* **WHAT IS BEING ASKED**: Check every line in the records below for the word "people" and report how many have it, nothing more.

* **RECORDS FOR THIS TASK**:

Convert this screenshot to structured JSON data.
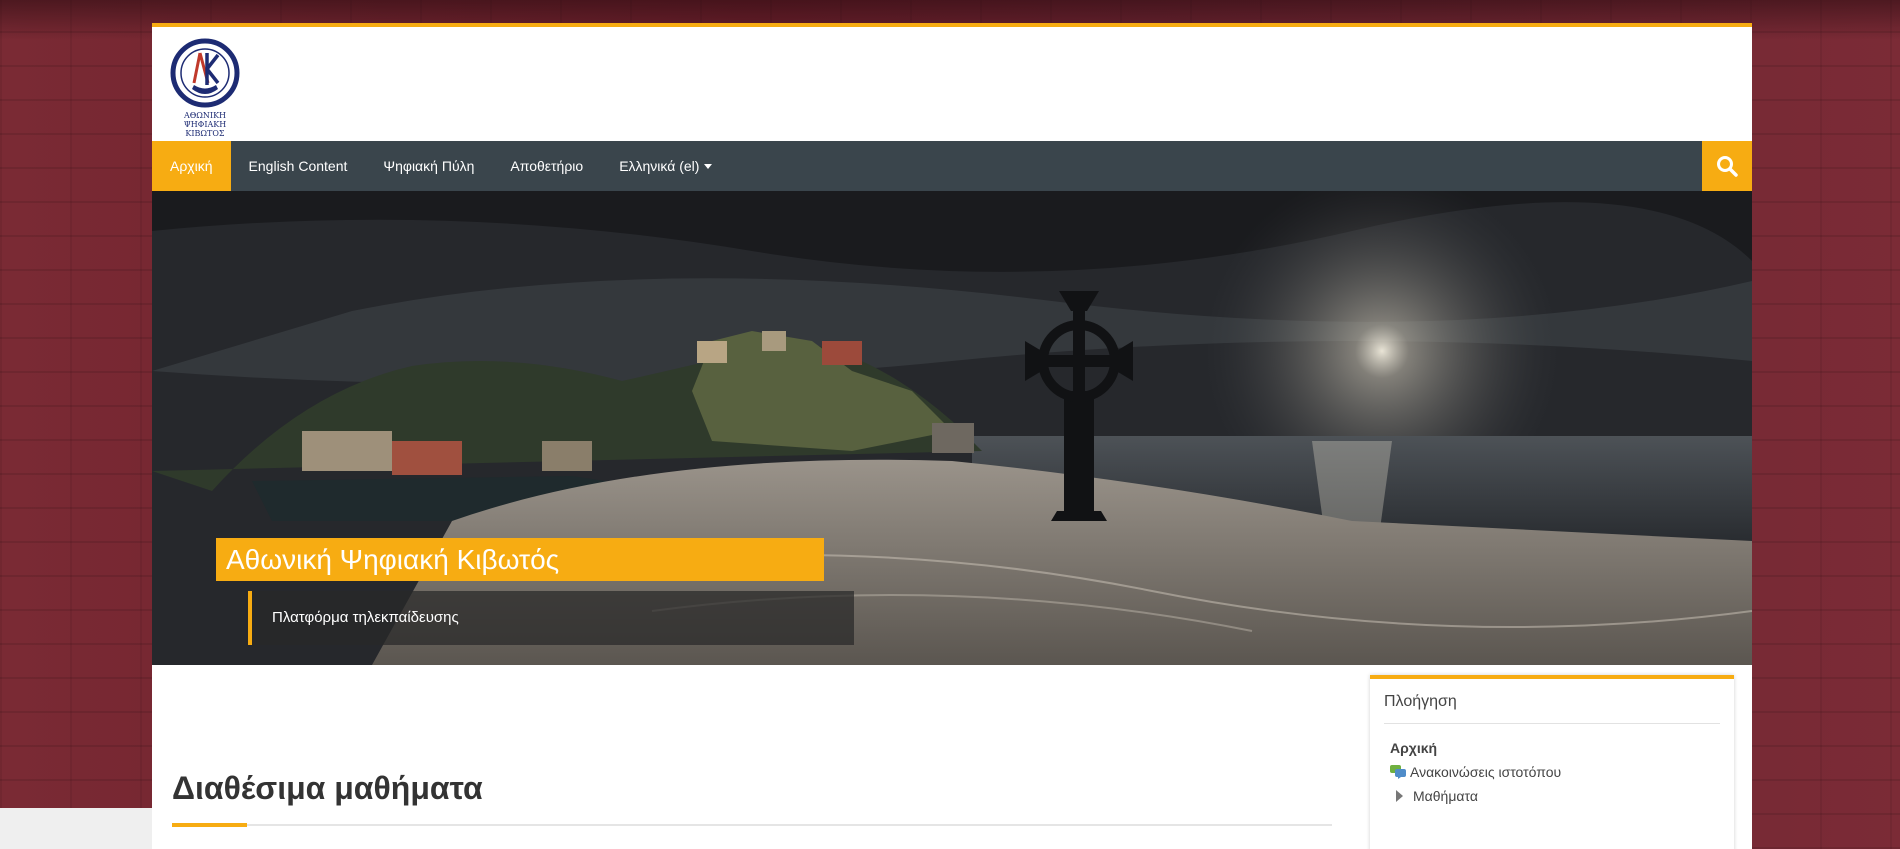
{
  "logo": {
    "line1": "ΑΘΩΝΙΚΗ",
    "line2": "ΨΗΦΙΑΚΗ ΚΙΒΩΤΟΣ"
  },
  "nav": {
    "items": [
      {
        "label": "Αρχική"
      },
      {
        "label": "English Content"
      },
      {
        "label": "Ψηφιακή Πύλη"
      },
      {
        "label": "Αποθετήριο"
      },
      {
        "label": "Ελληνικά (el)"
      }
    ],
    "search_icon": "search-icon"
  },
  "hero": {
    "title": "Αθωνική Ψηφιακή Κιβωτός",
    "subtitle": "Πλατφόρμα τηλεκπαίδευσης"
  },
  "main": {
    "title": "Διαθέσιμα μαθήματα"
  },
  "navigation_block": {
    "title": "Πλοήγηση",
    "home": "Αρχική",
    "announcements": "Ανακοινώσεις ιστοτόπου",
    "courses": "Μαθήματα"
  },
  "colors": {
    "accent": "#f7ac12",
    "navbar": "#3a454c",
    "background": "#6e2430"
  }
}
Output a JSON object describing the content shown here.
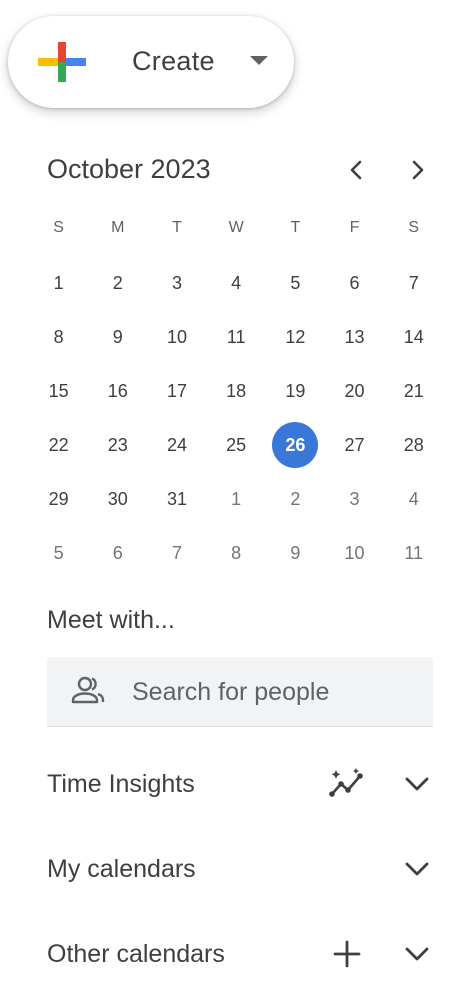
{
  "create": {
    "label": "Create"
  },
  "calendar": {
    "month_title": "October 2023",
    "weekdays": [
      "S",
      "M",
      "T",
      "W",
      "T",
      "F",
      "S"
    ],
    "weeks": [
      [
        "1",
        "2",
        "3",
        "4",
        "5",
        "6",
        "7"
      ],
      [
        "8",
        "9",
        "10",
        "11",
        "12",
        "13",
        "14"
      ],
      [
        "15",
        "16",
        "17",
        "18",
        "19",
        "20",
        "21"
      ],
      [
        "22",
        "23",
        "24",
        "25",
        "26",
        "27",
        "28"
      ],
      [
        "29",
        "30",
        "31",
        "1",
        "2",
        "3",
        "4"
      ],
      [
        "5",
        "6",
        "7",
        "8",
        "9",
        "10",
        "11"
      ]
    ],
    "today": "26",
    "today_color": "#3a78d8"
  },
  "meet": {
    "title": "Meet with...",
    "search_placeholder": "Search for people"
  },
  "sections": {
    "time_insights": "Time Insights",
    "my_calendars": "My calendars",
    "other_calendars": "Other calendars"
  },
  "icons": {
    "create": "google-plus-icon",
    "prev": "chevron-left-icon",
    "next": "chevron-right-icon",
    "people": "people-icon",
    "insights": "sparkle-chart-icon",
    "expand": "chevron-down-icon",
    "add": "plus-icon"
  },
  "colors": {
    "google_red": "#ea4335",
    "google_blue": "#4285f4",
    "google_yellow": "#fbbc04",
    "google_green": "#34a853"
  }
}
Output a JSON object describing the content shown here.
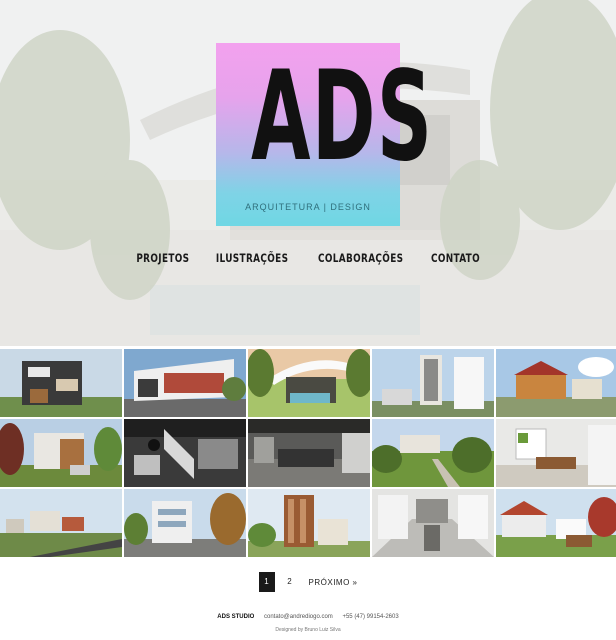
{
  "logo": {
    "mark": "ADS",
    "subtitle": "ARQUITETURA | DESIGN"
  },
  "nav": {
    "items": [
      "PROJETOS",
      "ILUSTRAÇÕES",
      "COLABORAÇÕES",
      "CONTATO"
    ]
  },
  "gallery": {
    "items": [
      {
        "name": "project-thumb-1"
      },
      {
        "name": "project-thumb-2"
      },
      {
        "name": "project-thumb-3"
      },
      {
        "name": "project-thumb-4"
      },
      {
        "name": "project-thumb-5"
      },
      {
        "name": "project-thumb-6"
      },
      {
        "name": "project-thumb-7"
      },
      {
        "name": "project-thumb-8"
      },
      {
        "name": "project-thumb-9"
      },
      {
        "name": "project-thumb-10"
      },
      {
        "name": "project-thumb-11"
      },
      {
        "name": "project-thumb-12"
      },
      {
        "name": "project-thumb-13"
      },
      {
        "name": "project-thumb-14"
      },
      {
        "name": "project-thumb-15"
      }
    ]
  },
  "pagination": {
    "current": "1",
    "page2": "2",
    "next": "PRÓXIMO »"
  },
  "footer": {
    "brand": "ADS STUDIO",
    "email": "contato@andrediogo.com",
    "phone": "+55 (47) 99154-2603",
    "credit": "Designed by Bruno Luiz Silva"
  },
  "colors": {
    "logo_top": "#f3a1ee",
    "logo_bottom": "#6fd7e4",
    "text_dark": "#1a1a1a"
  }
}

* **WRITTEN SOLUTION**: 2